* _Task directions_
How many lines in the listing below include the word "Nemanja"? Answer with the number and nothing else.

(Records)
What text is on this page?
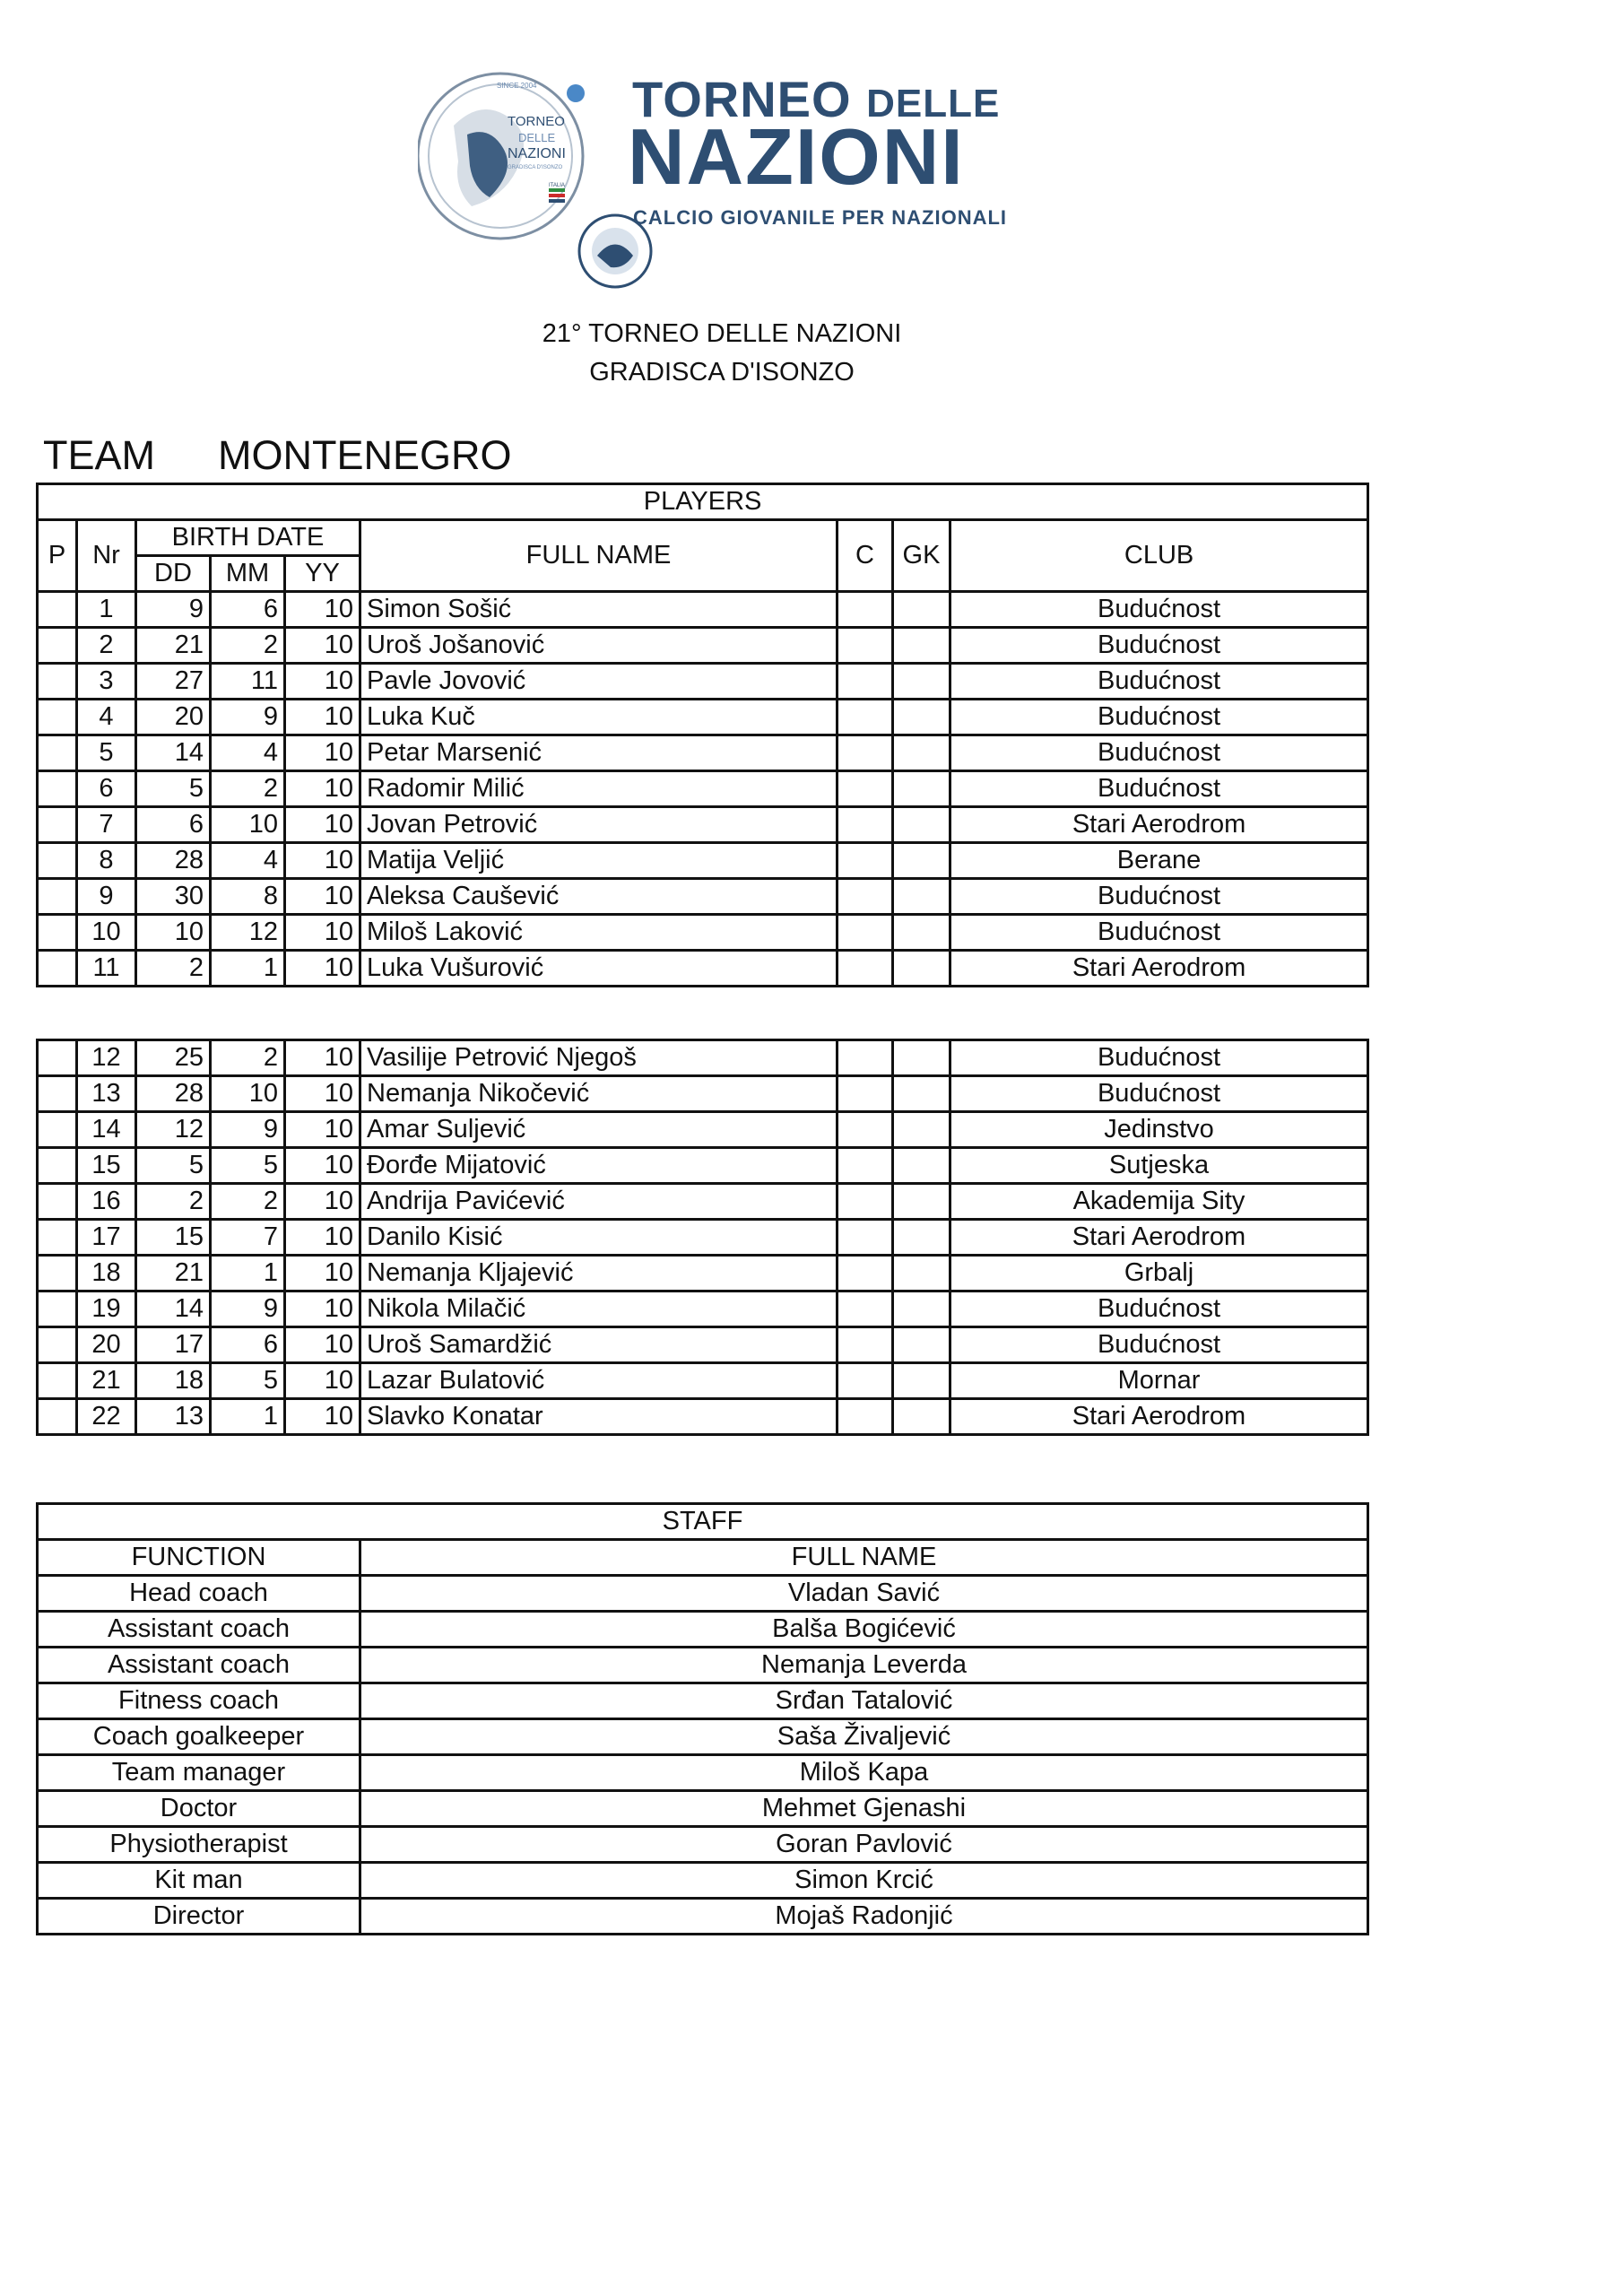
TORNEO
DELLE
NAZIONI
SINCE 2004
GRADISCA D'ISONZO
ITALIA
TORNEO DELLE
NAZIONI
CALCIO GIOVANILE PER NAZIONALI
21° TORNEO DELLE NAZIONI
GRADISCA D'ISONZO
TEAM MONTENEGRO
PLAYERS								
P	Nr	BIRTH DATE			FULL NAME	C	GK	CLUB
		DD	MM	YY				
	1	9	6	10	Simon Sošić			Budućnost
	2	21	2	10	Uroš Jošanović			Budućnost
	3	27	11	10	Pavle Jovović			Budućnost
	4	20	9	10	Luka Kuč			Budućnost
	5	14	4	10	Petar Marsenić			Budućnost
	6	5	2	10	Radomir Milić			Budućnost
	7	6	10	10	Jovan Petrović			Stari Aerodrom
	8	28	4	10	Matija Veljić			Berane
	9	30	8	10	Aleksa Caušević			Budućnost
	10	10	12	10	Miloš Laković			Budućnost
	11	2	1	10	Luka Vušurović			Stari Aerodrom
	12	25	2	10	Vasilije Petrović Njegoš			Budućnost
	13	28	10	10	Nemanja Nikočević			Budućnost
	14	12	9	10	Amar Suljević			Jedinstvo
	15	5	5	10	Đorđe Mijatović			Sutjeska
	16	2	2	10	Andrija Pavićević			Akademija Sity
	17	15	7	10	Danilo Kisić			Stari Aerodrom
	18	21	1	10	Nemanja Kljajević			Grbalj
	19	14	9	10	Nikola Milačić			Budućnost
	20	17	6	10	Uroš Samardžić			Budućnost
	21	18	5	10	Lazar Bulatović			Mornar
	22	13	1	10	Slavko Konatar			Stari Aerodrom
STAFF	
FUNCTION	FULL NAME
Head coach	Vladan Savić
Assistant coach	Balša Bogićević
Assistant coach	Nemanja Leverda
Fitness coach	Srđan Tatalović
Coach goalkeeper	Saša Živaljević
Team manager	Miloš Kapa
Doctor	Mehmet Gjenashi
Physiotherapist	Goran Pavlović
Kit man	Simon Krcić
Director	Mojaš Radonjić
==
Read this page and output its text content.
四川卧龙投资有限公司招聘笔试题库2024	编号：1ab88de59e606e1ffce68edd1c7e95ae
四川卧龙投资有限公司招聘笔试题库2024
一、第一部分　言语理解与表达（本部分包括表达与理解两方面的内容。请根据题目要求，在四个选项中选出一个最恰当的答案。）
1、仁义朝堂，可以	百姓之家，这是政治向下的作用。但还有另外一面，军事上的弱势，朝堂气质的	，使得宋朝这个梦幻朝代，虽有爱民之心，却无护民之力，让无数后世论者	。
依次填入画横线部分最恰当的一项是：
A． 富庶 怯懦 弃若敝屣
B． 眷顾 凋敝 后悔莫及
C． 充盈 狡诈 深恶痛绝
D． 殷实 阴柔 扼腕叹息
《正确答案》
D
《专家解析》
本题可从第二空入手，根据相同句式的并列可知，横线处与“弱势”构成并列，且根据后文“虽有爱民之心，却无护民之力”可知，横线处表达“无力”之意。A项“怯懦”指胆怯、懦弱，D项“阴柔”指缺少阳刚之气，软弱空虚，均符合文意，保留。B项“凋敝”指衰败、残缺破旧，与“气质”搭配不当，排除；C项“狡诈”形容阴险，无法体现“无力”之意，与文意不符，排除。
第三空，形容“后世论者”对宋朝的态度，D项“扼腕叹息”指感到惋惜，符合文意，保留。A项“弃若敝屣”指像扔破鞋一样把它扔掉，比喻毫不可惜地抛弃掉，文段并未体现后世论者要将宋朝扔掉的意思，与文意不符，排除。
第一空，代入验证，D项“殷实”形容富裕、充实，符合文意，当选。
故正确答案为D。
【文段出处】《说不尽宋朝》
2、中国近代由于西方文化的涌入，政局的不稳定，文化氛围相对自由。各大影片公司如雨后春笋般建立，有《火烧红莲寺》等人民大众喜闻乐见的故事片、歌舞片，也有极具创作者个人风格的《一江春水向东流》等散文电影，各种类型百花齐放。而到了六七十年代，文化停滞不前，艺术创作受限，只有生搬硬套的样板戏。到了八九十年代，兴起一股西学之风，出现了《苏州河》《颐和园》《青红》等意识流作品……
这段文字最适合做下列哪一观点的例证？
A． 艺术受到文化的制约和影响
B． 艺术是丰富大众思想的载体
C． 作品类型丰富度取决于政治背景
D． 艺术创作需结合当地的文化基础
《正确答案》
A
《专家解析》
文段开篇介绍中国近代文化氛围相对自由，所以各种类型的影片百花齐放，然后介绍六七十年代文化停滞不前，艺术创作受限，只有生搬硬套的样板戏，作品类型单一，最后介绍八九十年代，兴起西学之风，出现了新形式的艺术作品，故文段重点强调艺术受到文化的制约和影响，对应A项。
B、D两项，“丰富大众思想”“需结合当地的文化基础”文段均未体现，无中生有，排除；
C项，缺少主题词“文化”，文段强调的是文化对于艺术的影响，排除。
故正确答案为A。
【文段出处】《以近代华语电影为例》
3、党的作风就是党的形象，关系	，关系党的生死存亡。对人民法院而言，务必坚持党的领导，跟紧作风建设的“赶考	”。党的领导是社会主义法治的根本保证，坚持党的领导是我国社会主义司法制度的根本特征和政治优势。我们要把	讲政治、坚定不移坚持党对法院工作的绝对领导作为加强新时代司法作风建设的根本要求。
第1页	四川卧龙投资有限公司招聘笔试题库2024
==
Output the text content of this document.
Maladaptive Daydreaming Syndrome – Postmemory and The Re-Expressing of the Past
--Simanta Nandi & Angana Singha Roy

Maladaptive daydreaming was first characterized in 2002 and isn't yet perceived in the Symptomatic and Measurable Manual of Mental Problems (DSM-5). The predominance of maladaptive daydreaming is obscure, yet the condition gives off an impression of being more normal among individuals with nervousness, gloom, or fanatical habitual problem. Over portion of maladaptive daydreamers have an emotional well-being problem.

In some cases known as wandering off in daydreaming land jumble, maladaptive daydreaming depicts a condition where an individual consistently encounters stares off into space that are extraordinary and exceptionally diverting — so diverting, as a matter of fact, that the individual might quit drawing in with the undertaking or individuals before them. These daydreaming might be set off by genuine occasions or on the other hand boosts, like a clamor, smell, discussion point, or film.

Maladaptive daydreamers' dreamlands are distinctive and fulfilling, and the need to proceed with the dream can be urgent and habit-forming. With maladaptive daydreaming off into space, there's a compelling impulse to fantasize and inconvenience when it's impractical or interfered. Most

* _Answer to this problem_
3